Exercise aim —
Images are excluded; otherwise, output every record exactly.
>> START Data records
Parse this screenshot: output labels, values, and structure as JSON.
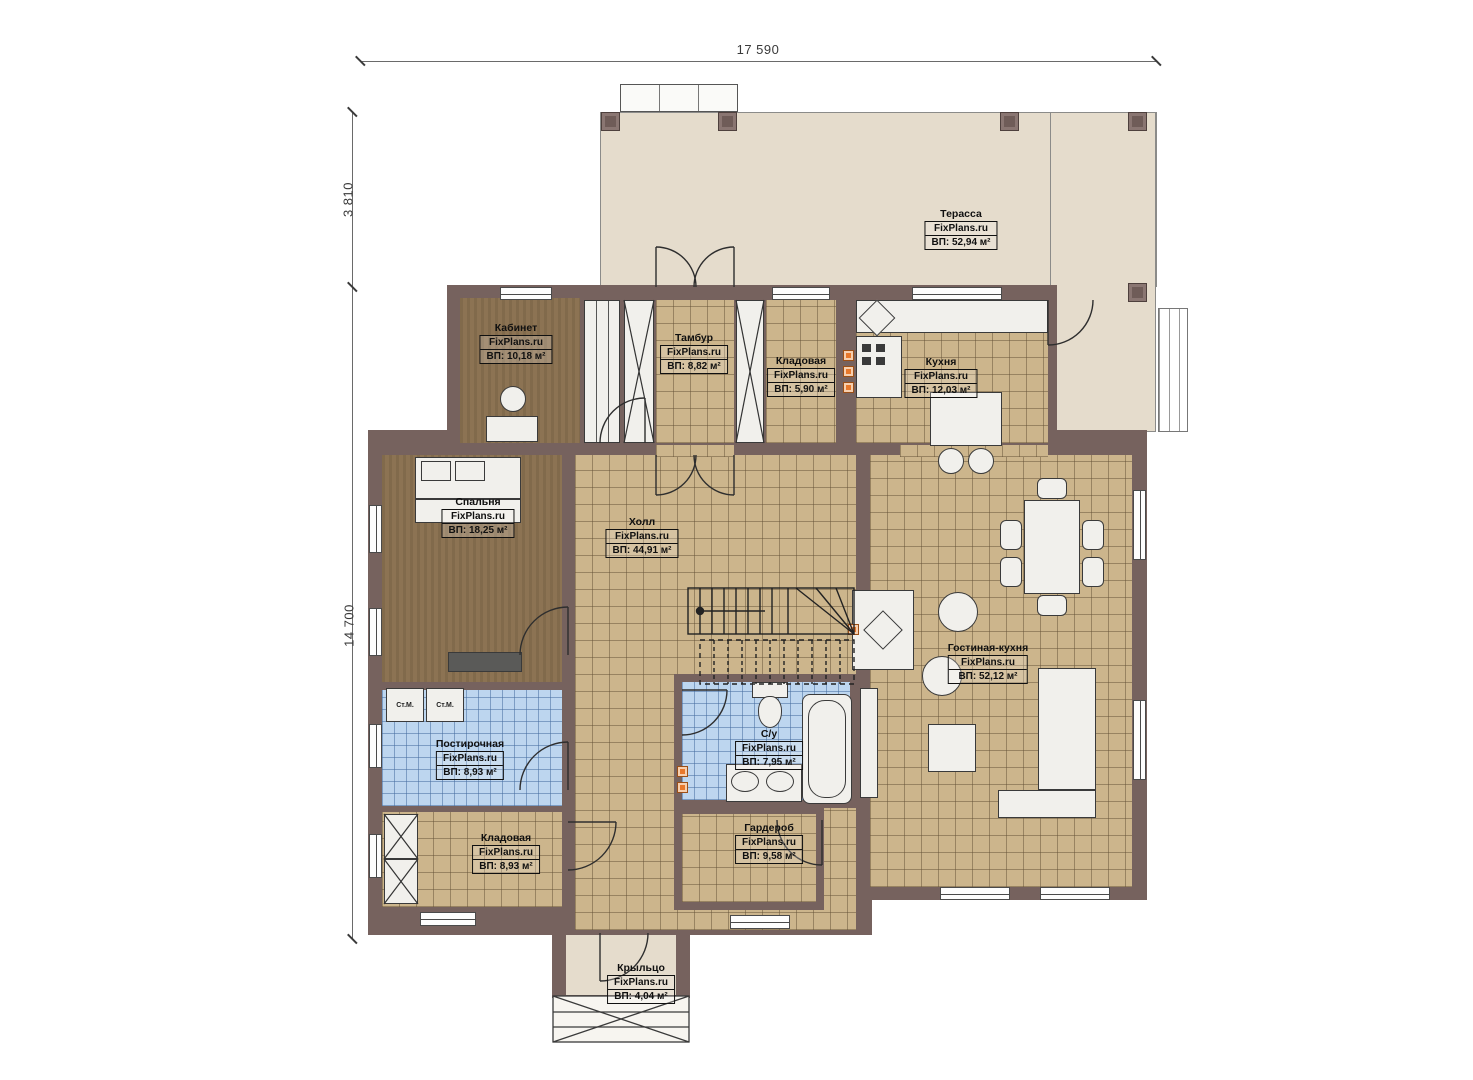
{
  "watermark": "FixPlans.ru",
  "dimensions": {
    "width_top": "17 590",
    "height_upper": "3 810",
    "height_main": "14 700"
  },
  "washer_label": "Ст.М.",
  "rooms": [
    {
      "key": "terrace",
      "name": "Терасса",
      "area": "ВП: 52,94 м²"
    },
    {
      "key": "office",
      "name": "Кабинет",
      "area": "ВП: 10,18 м²"
    },
    {
      "key": "vestibule",
      "name": "Тамбур",
      "area": "ВП: 8,82 м²"
    },
    {
      "key": "pantry-top",
      "name": "Кладовая",
      "area": "ВП: 5,90 м²"
    },
    {
      "key": "kitchen",
      "name": "Кухня",
      "area": "ВП: 12,03 м²"
    },
    {
      "key": "bedroom",
      "name": "Спальня",
      "area": "ВП: 18,25 м²"
    },
    {
      "key": "hall",
      "name": "Холл",
      "area": "ВП: 44,91 м²"
    },
    {
      "key": "living-kitchen",
      "name": "Гостиная-кухня",
      "area": "ВП: 52,12 м²"
    },
    {
      "key": "laundry",
      "name": "Постирочная",
      "area": "ВП: 8,93 м²"
    },
    {
      "key": "bathroom",
      "name": "С/у",
      "area": "ВП: 7,95 м²"
    },
    {
      "key": "pantry-bottom",
      "name": "Кладовая",
      "area": "ВП: 8,93 м²"
    },
    {
      "key": "wardrobe",
      "name": "Гардероб",
      "area": "ВП: 9,58 м²"
    },
    {
      "key": "porch",
      "name": "Крыльцо",
      "area": "ВП: 4,04 м²"
    }
  ],
  "colors": {
    "wall": "#76625e",
    "floor_tile_tan": "#ccb58c",
    "floor_wood_brown": "#8c7353",
    "floor_tile_blue": "#bdd6ef",
    "terrace_floor": "#e5dccc",
    "utility_marker_orange": "#e8782b"
  }
}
>> END Data records
Result for this task —
Parse this screenshot: output labels, values, and structure as JSON.
{
  "watermark": "FixPlans.ru",
  "dimensions": {
    "width_top": "17 590",
    "height_upper": "3 810",
    "height_main": "14 700"
  },
  "washer_label": "Ст.М.",
  "rooms": [
    {
      "key": "terrace",
      "name": "Терасса",
      "area": "ВП: 52,94 м²"
    },
    {
      "key": "office",
      "name": "Кабинет",
      "area": "ВП: 10,18 м²"
    },
    {
      "key": "vestibule",
      "name": "Тамбур",
      "area": "ВП: 8,82 м²"
    },
    {
      "key": "pantry-top",
      "name": "Кладовая",
      "area": "ВП: 5,90 м²"
    },
    {
      "key": "kitchen",
      "name": "Кухня",
      "area": "ВП: 12,03 м²"
    },
    {
      "key": "bedroom",
      "name": "Спальня",
      "area": "ВП: 18,25 м²"
    },
    {
      "key": "hall",
      "name": "Холл",
      "area": "ВП: 44,91 м²"
    },
    {
      "key": "living-kitchen",
      "name": "Гостиная-кухня",
      "area": "ВП: 52,12 м²"
    },
    {
      "key": "laundry",
      "name": "Постирочная",
      "area": "ВП: 8,93 м²"
    },
    {
      "key": "bathroom",
      "name": "С/у",
      "area": "ВП: 7,95 м²"
    },
    {
      "key": "pantry-bottom",
      "name": "Кладовая",
      "area": "ВП: 8,93 м²"
    },
    {
      "key": "wardrobe",
      "name": "Гардероб",
      "area": "ВП: 9,58 м²"
    },
    {
      "key": "porch",
      "name": "Крыльцо",
      "area": "ВП: 4,04 м²"
    }
  ],
  "colors": {
    "wall": "#76625e",
    "floor_tile_tan": "#ccb58c",
    "floor_wood_brown": "#8c7353",
    "floor_tile_blue": "#bdd6ef",
    "terrace_floor": "#e5dccc",
    "utility_marker_orange": "#e8782b"
  }
}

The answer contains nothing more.